[Items from a data source]
------------------------------------------------------------------------

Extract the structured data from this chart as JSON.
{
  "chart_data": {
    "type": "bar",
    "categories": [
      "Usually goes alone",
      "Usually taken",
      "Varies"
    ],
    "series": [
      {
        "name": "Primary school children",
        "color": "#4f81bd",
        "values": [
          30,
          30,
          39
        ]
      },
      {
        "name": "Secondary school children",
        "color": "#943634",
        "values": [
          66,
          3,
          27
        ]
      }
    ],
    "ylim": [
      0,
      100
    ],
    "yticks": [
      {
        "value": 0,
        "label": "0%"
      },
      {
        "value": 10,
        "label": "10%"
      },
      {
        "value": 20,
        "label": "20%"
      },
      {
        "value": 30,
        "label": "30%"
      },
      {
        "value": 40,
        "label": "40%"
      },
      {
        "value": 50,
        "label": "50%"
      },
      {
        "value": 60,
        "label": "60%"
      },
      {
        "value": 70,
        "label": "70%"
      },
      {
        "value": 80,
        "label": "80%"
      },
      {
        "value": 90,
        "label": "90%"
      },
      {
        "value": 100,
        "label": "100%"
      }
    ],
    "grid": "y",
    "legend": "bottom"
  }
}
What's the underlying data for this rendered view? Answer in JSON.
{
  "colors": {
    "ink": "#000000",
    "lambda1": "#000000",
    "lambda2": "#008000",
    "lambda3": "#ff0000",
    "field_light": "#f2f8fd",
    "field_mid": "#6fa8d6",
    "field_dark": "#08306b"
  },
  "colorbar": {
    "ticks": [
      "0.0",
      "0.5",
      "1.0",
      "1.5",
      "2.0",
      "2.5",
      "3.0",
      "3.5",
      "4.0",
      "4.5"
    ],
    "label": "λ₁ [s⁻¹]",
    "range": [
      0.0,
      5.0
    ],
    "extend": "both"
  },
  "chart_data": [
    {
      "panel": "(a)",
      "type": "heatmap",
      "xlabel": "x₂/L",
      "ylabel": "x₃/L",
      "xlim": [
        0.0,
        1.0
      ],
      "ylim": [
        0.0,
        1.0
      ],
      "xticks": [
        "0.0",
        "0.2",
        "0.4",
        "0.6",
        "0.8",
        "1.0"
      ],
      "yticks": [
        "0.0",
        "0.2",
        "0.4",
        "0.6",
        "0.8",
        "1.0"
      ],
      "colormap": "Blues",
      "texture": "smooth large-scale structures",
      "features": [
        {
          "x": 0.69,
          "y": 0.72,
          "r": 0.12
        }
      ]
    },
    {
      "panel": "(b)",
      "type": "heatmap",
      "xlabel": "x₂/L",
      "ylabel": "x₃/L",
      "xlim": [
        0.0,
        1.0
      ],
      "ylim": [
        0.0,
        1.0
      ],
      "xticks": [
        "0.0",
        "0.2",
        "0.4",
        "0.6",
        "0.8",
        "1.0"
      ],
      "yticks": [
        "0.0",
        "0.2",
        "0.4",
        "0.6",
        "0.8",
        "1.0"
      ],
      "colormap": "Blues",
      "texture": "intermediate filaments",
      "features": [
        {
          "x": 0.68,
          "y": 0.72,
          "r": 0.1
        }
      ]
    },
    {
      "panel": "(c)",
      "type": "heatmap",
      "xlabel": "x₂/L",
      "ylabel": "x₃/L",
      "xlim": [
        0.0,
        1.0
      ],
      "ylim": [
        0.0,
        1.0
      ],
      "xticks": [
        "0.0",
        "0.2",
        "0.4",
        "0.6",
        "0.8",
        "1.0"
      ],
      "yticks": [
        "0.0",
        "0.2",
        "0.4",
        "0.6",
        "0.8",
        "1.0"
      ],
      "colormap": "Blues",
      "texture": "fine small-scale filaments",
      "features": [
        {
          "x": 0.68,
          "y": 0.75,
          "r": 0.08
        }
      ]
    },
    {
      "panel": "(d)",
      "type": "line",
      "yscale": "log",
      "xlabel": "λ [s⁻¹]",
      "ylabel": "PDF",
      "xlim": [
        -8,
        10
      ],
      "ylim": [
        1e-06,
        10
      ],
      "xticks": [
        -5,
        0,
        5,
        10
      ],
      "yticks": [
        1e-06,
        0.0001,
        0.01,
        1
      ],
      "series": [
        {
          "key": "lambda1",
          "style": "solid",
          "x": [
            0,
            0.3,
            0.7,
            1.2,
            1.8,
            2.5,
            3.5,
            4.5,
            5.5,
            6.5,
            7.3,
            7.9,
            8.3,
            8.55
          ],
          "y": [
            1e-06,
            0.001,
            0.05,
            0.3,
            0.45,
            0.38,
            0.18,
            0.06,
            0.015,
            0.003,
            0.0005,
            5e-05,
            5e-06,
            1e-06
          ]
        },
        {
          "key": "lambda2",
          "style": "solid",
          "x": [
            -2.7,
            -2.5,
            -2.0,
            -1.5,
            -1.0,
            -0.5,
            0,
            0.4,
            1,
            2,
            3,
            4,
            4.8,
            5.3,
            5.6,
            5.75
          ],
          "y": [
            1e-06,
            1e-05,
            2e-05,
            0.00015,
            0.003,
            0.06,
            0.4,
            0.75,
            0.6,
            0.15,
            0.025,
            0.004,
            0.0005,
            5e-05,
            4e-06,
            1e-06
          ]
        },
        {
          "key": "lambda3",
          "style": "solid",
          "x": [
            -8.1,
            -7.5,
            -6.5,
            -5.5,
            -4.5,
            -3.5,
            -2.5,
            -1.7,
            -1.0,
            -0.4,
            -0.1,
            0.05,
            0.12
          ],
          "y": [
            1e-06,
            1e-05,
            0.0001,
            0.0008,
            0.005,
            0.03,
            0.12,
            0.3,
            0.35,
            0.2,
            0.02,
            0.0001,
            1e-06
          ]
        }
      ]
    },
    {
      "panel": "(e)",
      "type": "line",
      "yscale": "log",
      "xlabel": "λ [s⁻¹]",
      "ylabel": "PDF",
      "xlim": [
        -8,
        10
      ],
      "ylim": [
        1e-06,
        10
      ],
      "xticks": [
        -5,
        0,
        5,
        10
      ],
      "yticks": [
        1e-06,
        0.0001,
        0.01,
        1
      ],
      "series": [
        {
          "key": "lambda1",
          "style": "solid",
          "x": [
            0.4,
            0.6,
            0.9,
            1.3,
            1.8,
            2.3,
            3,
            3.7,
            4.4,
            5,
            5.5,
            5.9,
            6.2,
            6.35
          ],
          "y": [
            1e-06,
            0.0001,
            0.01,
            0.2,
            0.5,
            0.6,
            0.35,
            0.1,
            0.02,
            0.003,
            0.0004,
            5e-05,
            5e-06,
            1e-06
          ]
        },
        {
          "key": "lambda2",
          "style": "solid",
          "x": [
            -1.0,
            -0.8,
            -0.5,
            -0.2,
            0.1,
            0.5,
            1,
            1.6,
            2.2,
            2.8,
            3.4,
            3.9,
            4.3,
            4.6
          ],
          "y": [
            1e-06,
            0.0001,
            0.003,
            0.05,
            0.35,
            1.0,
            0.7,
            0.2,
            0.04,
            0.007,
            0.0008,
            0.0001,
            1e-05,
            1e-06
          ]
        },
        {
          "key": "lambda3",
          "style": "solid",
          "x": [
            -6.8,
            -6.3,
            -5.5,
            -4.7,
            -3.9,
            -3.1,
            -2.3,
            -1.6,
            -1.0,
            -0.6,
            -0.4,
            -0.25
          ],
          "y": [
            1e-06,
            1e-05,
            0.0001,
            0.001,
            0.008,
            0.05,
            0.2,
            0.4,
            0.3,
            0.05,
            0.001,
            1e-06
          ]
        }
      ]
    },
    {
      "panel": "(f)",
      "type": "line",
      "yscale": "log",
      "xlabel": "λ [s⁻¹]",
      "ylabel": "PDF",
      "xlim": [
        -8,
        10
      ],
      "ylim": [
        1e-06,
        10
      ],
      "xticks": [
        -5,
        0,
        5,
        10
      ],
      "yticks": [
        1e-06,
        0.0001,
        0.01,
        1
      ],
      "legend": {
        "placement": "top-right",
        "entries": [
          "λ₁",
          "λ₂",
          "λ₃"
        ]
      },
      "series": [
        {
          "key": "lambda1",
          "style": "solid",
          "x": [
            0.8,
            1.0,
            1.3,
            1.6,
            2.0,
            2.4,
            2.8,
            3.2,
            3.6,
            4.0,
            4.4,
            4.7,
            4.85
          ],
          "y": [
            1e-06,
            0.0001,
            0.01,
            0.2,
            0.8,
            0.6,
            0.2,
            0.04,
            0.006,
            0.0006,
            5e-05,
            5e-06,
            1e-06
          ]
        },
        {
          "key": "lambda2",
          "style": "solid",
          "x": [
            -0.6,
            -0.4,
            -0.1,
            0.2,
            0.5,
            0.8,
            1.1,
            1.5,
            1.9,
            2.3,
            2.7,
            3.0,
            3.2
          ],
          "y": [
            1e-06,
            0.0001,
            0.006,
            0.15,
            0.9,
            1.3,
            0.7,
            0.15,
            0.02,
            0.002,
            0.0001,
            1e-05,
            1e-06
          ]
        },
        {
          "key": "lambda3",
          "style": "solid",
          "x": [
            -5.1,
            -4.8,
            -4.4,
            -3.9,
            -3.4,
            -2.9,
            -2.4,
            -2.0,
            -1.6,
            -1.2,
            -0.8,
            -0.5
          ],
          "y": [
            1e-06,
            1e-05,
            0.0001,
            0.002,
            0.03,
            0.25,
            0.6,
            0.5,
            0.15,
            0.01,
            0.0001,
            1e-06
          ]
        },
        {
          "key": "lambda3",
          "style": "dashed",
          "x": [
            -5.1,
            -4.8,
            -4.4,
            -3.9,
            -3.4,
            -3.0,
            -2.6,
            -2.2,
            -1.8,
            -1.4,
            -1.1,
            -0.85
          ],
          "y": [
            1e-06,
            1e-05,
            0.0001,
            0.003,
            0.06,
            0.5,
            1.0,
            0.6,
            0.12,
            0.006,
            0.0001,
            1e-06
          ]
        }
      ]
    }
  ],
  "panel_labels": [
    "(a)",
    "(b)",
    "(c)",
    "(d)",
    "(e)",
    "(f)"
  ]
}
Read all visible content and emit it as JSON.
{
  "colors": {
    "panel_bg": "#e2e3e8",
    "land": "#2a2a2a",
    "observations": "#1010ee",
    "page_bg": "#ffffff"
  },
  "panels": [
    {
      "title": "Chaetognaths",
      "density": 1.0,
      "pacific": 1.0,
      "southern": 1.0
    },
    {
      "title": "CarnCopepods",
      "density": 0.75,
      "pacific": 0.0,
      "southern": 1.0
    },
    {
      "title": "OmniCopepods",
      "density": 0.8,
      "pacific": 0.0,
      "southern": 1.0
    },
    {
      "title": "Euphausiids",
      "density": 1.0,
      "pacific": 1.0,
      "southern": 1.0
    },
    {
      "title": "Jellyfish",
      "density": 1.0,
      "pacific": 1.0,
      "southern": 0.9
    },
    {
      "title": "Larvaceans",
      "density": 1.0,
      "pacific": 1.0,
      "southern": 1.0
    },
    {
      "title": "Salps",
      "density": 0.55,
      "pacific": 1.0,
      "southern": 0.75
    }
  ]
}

------------------------------------------------------------------------

Lines from the one containing "Read all visible content and emit it as JSON." through the final line are to be given again verbatim, with nothing before or after.

Read all visible content and emit it as JSON.
{
  "colors": {
    "panel_bg": "#e2e3e8",
    "land": "#2a2a2a",
    "observations": "#1010ee",
    "page_bg": "#ffffff"
  },
  "panels": [
    {
      "title": "Chaetognaths",
      "density": 1.0,
      "pacific": 1.0,
      "southern": 1.0
    },
    {
      "title": "CarnCopepods",
      "density": 0.75,
      "pacific": 0.0,
      "southern": 1.0
    },
    {
      "title": "OmniCopepods",
      "density": 0.8,
      "pacific": 0.0,
      "southern": 1.0
    },
    {
      "title": "Euphausiids",
      "density": 1.0,
      "pacific": 1.0,
      "southern": 1.0
    },
    {
      "title": "Jellyfish",
      "density": 1.0,
      "pacific": 1.0,
      "southern": 0.9
    },
    {
      "title": "Larvaceans",
      "density": 1.0,
      "pacific": 1.0,
      "southern": 1.0
    },
    {
      "title": "Salps",
      "density": 0.55,
      "pacific": 1.0,
      "southern": 0.75
    }
  ]
}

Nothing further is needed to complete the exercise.